SET PROBLEM 1: From the rows, extract the part that begins with the line containing "cell-linz-graz: 158 [610,346,637,363]" and ends with the line containing "col-label-graz: Graz [603,517,638,534]", including both of those lines, and reproduce it unchanged.

EXCERPT PROVIDED:
## start
Day 49, No. 49. Irvine Welsh

Irvine WelshHAIRCUT 100: Day 49, No. 49. Irvine Welsh: Scottish novelist, playwright, screenwriter, director, and short story writer. The son of a dock worker and a waitress from Leith, Welsh rose to prominence with the publication of the edgy and iconic Trainspotting in 1993. Trainspotting introduced many of the themes common to his subsequent work, most notably: social class, council housing, drugs, sectarianism, sex, music, and Scottish identity, the novel celebrating the language and humour of the Scots through an idiomatic narrative in the tradition of A Clockwork Orange and Finnegans Wake. In a brutal and authentic landscape, Welsh’s work also seems to explore the possibility of individual redemption, leading the literary journalist Sam Leith to conclude that ‘He’s much more interested in teleology than sociology.’ Looking back, Welsh’s breakthrough was part of a renaissance in British culture in the early-90s, the fag-end of Thatcherism, that included Britpop and the so-called ‘Young British Artists,’ producing cool and confrontational art in the punk tradition, with some of its finest practitioners coming, like Welsh, from the working classes. ‘I grew up in a place where everybody was a storyteller, but nobody wrote…’

Trainspotting (1993)
## end
SET PROBLEM 2: Copy the whole text about Irvine Welsh word for word.

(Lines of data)
## start
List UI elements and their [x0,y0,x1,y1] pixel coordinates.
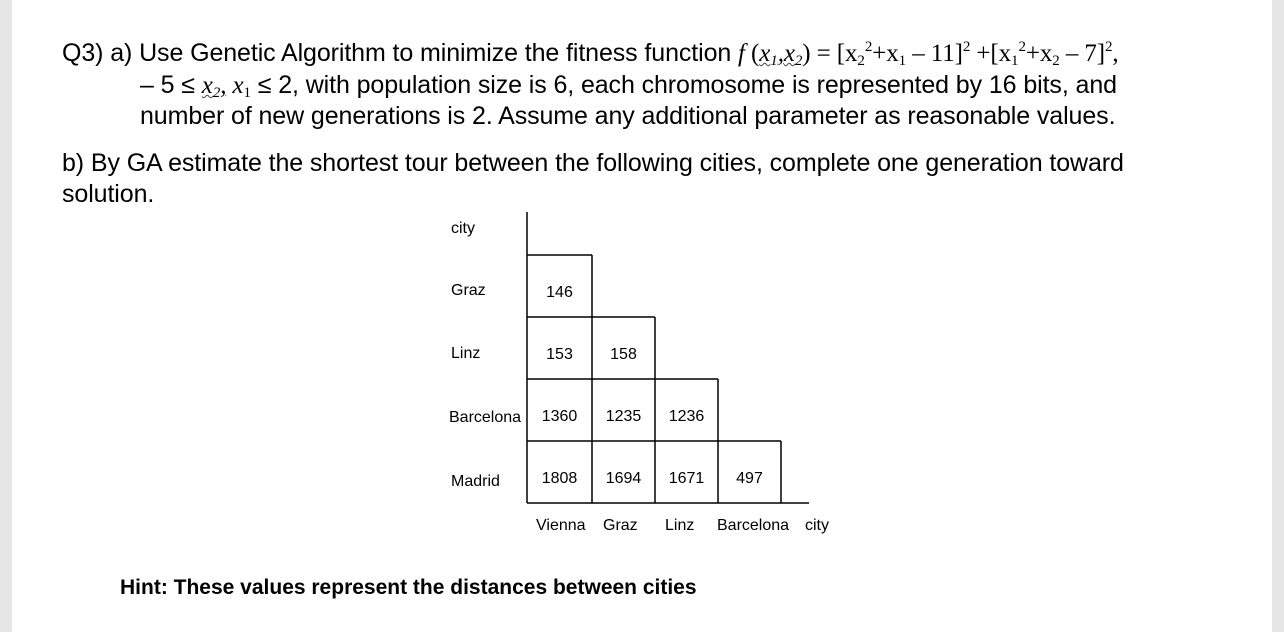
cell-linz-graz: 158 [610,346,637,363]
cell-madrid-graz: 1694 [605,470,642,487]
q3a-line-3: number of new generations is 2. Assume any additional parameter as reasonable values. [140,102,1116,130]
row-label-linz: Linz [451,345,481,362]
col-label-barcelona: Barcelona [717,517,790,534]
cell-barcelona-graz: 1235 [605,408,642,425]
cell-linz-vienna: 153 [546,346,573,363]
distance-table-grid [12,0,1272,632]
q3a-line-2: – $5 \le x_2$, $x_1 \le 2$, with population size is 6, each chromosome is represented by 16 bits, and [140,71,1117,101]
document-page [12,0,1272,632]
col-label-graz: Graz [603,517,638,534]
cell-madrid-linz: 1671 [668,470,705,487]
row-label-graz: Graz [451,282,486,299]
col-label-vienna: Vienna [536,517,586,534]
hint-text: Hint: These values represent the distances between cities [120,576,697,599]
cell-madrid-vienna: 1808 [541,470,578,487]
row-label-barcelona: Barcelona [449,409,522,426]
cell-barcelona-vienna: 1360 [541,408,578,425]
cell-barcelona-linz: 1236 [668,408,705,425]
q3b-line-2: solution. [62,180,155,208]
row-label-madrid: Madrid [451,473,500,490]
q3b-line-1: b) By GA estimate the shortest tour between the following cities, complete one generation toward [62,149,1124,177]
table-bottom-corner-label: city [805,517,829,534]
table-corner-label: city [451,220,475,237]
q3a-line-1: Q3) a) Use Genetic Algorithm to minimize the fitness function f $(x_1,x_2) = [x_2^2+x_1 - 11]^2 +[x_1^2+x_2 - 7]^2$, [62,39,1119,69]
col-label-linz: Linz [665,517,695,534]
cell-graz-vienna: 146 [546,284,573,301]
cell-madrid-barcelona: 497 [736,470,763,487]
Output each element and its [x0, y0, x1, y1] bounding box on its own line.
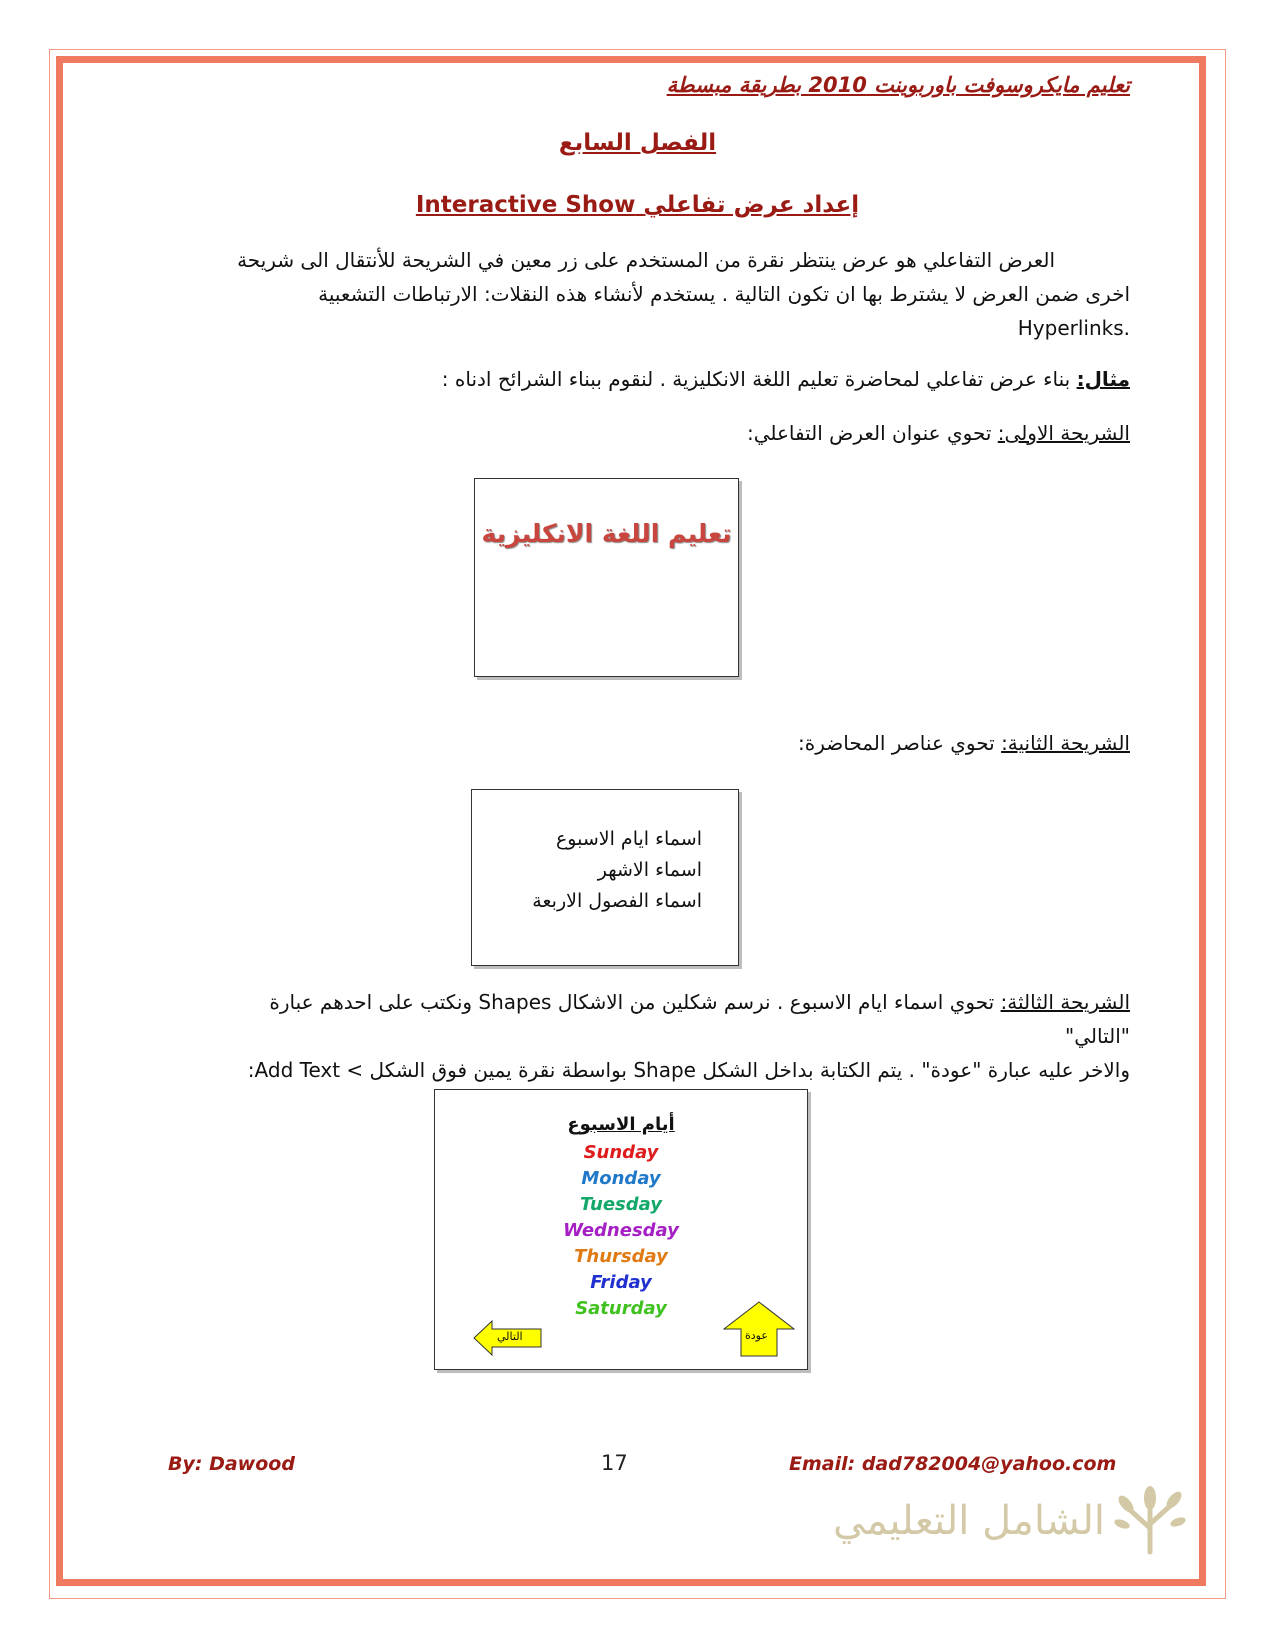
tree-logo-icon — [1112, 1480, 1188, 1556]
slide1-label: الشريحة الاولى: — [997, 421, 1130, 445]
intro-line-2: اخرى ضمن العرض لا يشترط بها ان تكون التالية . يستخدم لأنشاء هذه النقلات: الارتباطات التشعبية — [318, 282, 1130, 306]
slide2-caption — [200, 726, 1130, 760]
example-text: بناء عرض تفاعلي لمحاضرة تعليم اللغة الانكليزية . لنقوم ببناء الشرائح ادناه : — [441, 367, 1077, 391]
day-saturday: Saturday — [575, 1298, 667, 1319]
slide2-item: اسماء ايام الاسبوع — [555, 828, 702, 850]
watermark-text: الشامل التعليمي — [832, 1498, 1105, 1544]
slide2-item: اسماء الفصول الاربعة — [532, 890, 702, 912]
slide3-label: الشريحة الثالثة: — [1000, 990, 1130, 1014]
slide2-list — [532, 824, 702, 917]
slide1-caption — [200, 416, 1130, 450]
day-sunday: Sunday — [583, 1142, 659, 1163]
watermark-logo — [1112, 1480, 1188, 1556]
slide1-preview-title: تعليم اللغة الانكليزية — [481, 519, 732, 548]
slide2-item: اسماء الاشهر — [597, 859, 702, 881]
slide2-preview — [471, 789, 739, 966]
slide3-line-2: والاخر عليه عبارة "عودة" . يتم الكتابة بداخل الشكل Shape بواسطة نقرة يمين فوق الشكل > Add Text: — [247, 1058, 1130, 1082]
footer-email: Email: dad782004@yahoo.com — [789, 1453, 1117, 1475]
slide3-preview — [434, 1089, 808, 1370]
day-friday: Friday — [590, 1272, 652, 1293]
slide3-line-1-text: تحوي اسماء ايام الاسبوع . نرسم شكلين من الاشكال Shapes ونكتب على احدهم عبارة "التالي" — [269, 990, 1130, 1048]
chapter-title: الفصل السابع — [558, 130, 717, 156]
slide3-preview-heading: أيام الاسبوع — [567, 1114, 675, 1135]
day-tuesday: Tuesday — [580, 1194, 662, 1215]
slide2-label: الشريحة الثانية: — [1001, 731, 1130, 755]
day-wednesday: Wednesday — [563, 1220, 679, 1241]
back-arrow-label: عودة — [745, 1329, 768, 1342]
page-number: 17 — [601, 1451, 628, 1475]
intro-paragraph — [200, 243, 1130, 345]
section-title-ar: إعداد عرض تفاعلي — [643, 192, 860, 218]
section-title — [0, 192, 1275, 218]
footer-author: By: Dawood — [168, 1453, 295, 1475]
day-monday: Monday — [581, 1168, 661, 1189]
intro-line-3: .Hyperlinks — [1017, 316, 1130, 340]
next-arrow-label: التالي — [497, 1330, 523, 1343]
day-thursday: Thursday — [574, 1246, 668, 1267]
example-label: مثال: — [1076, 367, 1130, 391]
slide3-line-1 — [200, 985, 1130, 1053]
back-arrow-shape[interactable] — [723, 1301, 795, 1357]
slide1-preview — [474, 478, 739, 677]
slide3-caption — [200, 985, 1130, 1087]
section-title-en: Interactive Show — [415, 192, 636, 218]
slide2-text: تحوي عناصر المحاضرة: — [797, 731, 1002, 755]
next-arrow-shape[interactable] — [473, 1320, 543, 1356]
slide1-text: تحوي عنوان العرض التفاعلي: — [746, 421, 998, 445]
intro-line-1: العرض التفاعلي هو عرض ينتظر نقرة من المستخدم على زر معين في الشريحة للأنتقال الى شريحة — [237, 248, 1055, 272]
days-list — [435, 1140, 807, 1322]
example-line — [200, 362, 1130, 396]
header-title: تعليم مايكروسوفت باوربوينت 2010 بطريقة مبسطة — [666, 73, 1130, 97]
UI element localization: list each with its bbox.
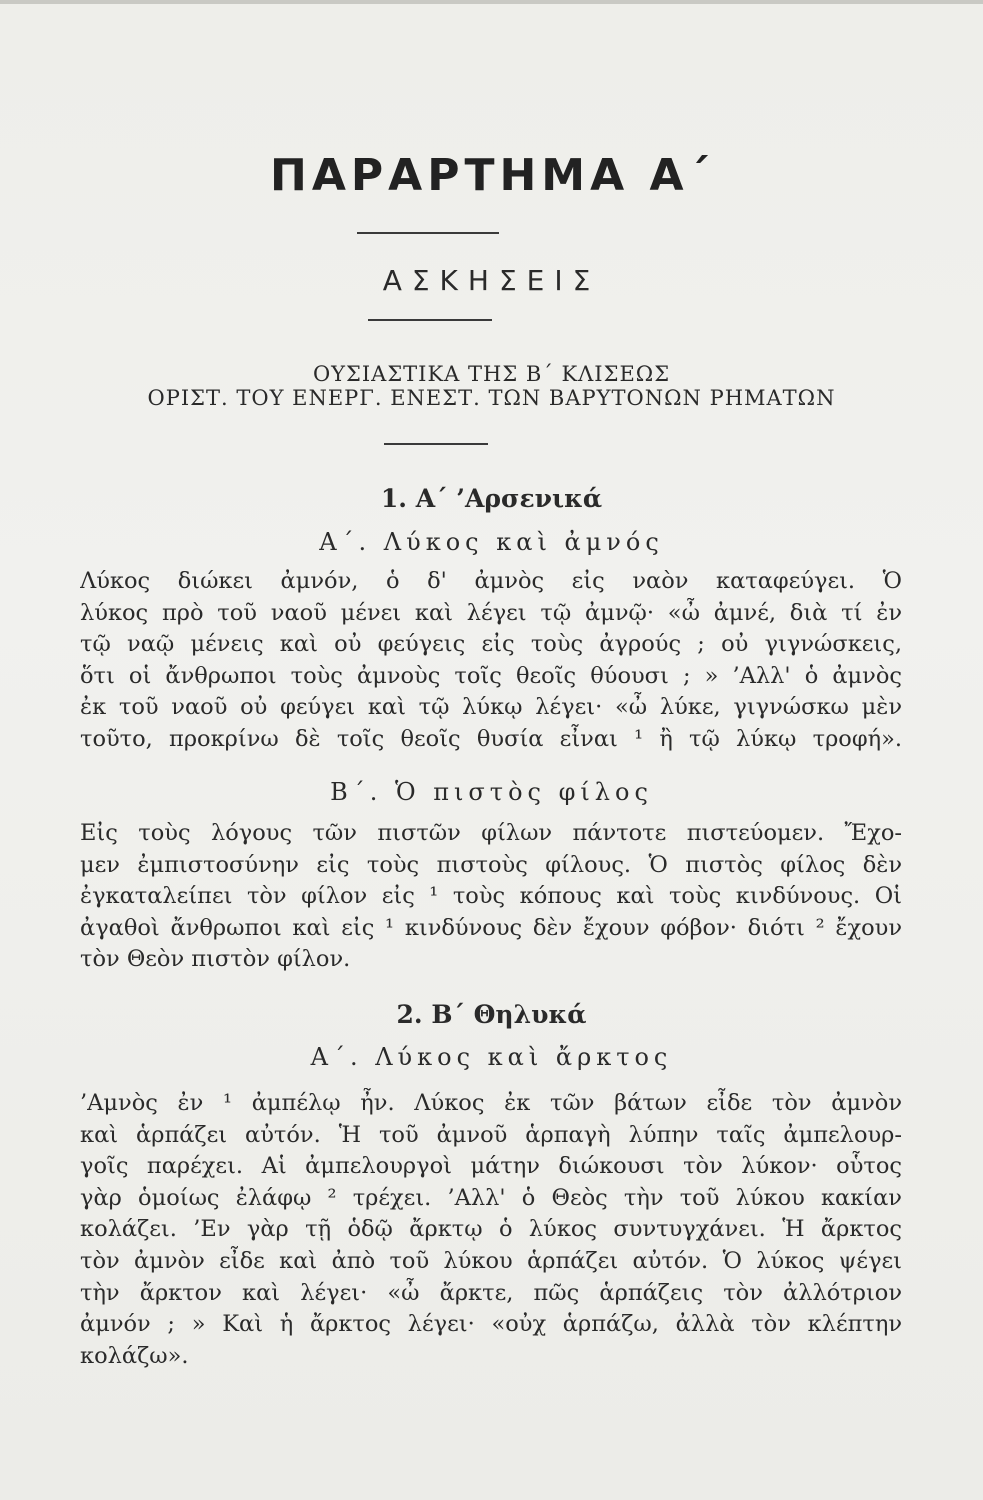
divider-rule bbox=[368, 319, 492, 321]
## end
FINAL ANSWER 1:
cell-linz-graz: 158 [610,346,637,363]
cell-madrid-graz: 1694 [605,470,642,487]
q3a-line-3: number of new generations is 2. Assume any additional parameter as reasonable values. [140,102,1116,130]
row-label-linz: Linz [451,345,481,362]
col-label-barcelona: Barcelona [717,517,790,534]
cell-barcelona-graz: 1235 [605,408,642,425]
cell-linz-vienna: 153 [546,346,573,363]
distance-table-grid [12,0,1272,632]
q3a-line-2: – $5 \le x_2$, $x_1 \le 2$, with population size is 6, each chromosome is represented by 16 bits, and [140,71,1117,101]
document-page [12,0,1272,632]
col-label-graz: Graz [603,517,638,534]

FINAL ANSWER 2:
Day 49, No. 49. Irvine Welsh

Irvine WelshHAIRCUT 100: Day 49, No. 49. Irvine Welsh: Scottish novelist, playwright, screenwriter, director, and short story writer. The son of a dock worker and a waitress from Leith, Welsh rose to prominence with the publication of the edgy and iconic Trainspotting in 1993. Trainspotting introduced many of the themes common to his subsequent work, most notably: social class, council housing, drugs, sectarianism, sex, music, and Scottish identity, the novel celebrating the language and humour of the Scots through an idiomatic narrative in the tradition of A Clockwork Orange and Finnegans Wake. In a brutal and authentic landscape, Welsh’s work also seems to explore the possibility of individual redemption, leading the literary journalist Sam Leith to conclude that ‘He’s much more interested in teleology than sociology.’ Looking back, Welsh’s breakthrough was part of a renaissance in British culture in the early-90s, the fag-end of Thatcherism, that included Britpop and the so-called ‘Young British Artists,’ producing cool and confrontational art in the punk tradition, with some of its finest practitioners coming, like Welsh, from the working classes. ‘I grew up in a place where everybody was a storyteller, but nobody wrote…’

Trainspotting (1993)